──────── Task data

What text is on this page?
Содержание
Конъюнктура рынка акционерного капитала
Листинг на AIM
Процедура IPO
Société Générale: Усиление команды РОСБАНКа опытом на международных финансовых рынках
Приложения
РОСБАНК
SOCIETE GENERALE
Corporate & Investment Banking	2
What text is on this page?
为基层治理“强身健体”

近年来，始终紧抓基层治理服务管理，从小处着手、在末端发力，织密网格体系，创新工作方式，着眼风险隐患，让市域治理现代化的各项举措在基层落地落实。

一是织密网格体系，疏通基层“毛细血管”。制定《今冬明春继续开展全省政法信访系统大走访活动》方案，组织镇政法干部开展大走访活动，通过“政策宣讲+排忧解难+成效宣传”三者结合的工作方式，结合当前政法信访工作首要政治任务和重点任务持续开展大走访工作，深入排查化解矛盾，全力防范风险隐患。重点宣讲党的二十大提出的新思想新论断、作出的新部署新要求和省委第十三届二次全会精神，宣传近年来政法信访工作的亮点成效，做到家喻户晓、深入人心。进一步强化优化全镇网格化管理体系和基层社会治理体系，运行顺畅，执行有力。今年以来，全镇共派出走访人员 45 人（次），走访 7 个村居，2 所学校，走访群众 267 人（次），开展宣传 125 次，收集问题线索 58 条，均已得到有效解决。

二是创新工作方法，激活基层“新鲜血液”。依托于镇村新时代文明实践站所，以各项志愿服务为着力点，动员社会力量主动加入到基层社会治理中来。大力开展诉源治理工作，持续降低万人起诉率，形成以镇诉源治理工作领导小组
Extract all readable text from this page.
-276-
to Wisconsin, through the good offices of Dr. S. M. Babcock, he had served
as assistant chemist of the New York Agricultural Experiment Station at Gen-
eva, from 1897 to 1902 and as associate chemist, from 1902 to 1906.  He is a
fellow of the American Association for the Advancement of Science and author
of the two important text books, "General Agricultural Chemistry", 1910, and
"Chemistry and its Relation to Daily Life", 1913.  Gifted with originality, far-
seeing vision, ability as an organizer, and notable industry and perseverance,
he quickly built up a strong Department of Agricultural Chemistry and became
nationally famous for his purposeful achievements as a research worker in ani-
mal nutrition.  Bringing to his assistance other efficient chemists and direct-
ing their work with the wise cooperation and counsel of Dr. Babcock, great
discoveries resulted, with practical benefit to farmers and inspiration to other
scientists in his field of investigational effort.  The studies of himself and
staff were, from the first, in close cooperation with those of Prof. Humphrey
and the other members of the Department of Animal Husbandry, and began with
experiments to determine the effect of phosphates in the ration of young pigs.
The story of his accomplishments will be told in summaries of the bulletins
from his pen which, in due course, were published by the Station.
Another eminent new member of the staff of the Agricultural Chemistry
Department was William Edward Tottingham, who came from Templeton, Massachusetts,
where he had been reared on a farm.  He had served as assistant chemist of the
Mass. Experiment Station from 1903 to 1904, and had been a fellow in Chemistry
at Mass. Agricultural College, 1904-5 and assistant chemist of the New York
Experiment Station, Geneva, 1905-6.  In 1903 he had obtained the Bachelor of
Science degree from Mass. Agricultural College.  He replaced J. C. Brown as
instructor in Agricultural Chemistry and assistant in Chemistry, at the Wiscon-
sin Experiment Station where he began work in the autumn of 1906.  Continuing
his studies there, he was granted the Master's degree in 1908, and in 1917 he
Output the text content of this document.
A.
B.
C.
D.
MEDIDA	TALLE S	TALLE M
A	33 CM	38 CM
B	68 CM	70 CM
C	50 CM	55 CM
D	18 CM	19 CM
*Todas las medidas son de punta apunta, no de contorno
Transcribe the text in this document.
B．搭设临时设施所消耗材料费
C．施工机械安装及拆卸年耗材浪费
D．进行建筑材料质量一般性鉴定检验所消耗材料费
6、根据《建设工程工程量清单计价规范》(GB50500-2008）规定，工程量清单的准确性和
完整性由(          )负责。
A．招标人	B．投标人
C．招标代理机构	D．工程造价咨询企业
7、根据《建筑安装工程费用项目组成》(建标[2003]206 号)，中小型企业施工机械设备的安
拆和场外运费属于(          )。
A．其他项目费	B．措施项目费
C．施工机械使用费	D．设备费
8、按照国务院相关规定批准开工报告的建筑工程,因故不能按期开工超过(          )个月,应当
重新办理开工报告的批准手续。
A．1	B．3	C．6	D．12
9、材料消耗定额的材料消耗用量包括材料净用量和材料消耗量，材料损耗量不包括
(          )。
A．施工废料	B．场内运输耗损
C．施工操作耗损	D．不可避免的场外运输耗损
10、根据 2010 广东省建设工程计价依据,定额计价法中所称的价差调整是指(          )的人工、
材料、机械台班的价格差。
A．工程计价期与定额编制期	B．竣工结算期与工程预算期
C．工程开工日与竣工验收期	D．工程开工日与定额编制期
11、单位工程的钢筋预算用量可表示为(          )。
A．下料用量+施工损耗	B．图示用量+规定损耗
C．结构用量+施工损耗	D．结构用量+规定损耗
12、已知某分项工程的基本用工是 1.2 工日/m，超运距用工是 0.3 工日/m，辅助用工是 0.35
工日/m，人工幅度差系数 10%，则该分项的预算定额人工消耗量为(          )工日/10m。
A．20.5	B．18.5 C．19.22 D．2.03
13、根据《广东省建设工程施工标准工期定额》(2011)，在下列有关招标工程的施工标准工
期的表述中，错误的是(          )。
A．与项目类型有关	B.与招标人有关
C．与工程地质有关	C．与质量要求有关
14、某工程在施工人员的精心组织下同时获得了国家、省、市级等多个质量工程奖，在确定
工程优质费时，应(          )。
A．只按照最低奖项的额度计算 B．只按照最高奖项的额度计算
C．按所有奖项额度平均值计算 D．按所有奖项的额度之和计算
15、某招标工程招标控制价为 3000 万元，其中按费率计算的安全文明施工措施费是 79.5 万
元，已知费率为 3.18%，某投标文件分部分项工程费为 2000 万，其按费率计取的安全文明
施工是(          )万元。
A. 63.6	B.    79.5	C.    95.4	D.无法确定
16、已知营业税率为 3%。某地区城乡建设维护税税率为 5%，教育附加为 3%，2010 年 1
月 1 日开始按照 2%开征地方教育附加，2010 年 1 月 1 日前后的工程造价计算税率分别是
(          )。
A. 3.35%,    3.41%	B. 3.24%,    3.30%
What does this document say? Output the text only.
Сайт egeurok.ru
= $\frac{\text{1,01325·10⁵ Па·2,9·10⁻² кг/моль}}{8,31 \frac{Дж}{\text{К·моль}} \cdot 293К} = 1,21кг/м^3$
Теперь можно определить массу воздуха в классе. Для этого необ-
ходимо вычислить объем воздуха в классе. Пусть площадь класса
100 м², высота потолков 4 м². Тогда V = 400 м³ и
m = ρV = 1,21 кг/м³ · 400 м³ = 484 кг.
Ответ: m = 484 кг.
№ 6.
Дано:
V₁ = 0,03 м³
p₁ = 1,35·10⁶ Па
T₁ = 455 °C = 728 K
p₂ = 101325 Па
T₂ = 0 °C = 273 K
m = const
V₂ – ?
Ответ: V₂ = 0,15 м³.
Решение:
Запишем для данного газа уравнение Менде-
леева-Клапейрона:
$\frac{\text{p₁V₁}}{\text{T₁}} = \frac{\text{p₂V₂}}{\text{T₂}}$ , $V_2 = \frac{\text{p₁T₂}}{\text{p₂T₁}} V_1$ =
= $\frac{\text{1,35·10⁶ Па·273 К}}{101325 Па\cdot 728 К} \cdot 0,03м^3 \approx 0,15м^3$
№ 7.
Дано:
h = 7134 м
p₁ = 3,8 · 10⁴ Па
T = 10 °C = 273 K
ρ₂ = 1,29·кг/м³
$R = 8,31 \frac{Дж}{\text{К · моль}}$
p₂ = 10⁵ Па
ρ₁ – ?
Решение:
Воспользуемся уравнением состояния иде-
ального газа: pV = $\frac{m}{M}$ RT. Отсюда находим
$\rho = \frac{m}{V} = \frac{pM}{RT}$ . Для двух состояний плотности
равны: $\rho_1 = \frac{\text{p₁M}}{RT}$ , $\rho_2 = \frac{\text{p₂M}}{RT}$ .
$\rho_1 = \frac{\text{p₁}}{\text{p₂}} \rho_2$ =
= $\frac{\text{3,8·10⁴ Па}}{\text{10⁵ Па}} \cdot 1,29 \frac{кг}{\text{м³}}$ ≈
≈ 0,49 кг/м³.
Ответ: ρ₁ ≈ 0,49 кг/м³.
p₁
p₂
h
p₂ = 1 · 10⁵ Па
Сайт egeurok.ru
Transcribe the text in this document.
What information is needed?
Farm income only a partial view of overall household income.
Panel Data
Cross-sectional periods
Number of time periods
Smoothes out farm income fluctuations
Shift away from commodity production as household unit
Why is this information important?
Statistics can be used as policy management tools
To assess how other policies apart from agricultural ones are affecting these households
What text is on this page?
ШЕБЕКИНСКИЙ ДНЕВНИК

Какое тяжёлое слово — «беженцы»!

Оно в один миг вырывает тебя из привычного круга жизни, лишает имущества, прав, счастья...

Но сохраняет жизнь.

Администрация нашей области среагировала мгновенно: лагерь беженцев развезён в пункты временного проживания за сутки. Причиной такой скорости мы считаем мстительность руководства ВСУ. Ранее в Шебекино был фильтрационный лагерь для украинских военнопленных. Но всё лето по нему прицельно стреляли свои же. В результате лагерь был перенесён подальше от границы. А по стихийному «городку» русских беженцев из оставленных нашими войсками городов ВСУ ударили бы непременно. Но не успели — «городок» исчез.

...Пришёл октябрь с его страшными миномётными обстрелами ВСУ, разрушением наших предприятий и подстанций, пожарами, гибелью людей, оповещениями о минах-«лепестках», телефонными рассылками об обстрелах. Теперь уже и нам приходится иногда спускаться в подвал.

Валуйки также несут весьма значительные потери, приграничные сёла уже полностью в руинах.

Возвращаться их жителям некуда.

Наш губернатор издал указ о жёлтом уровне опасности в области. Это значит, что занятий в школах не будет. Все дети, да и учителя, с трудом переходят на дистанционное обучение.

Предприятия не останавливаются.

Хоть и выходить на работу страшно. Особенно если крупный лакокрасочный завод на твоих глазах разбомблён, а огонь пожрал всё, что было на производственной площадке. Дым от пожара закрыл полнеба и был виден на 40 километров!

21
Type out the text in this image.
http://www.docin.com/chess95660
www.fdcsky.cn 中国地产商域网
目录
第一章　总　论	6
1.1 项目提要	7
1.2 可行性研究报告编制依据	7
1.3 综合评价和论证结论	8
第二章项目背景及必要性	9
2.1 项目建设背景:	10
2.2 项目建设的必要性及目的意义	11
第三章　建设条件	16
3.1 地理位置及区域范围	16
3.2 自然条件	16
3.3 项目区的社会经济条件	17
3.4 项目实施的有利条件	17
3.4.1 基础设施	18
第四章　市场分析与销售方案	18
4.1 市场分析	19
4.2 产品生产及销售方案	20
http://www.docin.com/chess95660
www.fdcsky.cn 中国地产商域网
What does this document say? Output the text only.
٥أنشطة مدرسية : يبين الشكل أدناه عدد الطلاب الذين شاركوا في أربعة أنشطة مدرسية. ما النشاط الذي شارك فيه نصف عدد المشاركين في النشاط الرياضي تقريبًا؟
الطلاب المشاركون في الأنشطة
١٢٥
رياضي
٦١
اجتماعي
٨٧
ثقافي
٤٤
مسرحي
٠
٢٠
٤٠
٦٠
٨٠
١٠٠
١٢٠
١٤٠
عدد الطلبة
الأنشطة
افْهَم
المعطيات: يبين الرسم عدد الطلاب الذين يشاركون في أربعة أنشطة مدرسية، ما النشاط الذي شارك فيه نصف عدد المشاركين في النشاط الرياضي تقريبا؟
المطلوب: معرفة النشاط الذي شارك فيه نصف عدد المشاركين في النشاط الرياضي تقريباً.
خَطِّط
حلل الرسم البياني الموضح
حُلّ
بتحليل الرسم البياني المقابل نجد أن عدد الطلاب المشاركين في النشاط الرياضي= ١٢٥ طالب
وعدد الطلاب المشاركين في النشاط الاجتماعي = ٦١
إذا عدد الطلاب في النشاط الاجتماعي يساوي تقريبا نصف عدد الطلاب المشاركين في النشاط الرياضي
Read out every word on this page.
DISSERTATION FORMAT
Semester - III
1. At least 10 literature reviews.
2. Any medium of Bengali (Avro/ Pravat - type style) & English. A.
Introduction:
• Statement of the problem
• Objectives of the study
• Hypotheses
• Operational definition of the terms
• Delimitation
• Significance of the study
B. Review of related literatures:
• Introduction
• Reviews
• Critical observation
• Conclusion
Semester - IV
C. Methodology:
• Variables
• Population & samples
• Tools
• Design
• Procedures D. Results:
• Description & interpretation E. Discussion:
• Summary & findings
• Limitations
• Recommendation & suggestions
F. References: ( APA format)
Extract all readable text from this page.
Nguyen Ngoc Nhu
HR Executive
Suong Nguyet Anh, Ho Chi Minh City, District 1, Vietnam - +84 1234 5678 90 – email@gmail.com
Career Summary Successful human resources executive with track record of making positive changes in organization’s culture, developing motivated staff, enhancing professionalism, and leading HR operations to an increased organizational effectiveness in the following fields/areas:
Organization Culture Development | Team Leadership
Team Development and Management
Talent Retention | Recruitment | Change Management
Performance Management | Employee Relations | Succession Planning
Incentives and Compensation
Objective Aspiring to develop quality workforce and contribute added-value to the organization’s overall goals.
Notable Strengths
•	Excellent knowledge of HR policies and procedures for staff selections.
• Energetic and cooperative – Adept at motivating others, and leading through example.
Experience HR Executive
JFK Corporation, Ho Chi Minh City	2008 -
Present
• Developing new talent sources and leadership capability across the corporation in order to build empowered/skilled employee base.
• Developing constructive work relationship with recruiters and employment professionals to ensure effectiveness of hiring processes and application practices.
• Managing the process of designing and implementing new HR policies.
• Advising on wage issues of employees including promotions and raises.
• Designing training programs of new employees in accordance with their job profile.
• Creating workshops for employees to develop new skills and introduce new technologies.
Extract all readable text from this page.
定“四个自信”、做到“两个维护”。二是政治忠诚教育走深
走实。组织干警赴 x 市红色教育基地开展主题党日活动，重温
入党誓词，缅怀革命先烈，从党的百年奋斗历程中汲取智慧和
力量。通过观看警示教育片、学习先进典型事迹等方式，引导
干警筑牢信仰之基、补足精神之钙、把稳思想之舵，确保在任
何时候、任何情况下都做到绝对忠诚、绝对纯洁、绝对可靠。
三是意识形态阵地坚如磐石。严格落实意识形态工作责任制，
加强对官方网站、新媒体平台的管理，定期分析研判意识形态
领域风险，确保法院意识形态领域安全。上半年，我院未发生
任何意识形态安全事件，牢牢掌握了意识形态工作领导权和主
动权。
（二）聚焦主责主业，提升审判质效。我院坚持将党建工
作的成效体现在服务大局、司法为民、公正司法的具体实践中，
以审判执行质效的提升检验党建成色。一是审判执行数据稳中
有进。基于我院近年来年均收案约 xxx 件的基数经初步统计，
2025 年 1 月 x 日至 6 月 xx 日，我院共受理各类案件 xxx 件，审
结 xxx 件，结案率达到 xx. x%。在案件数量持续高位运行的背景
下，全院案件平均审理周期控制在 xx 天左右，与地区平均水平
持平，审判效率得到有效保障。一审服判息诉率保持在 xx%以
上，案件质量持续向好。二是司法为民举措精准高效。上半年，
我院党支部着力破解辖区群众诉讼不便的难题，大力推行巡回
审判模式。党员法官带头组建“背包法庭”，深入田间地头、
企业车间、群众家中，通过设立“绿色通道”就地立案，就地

────────────────

Aim of the exercise> Show each line holding the word "leading".

Output for this task>
Career Summary Successful human resources executive with track record of making positive changes in organization’s culture, developing motivated staff, enhancing professionalism, and leading HR operations to an increased organizational effectiveness in the following fields/areas:
• Energetic and cooperative – Adept at motivating others, and leading through example.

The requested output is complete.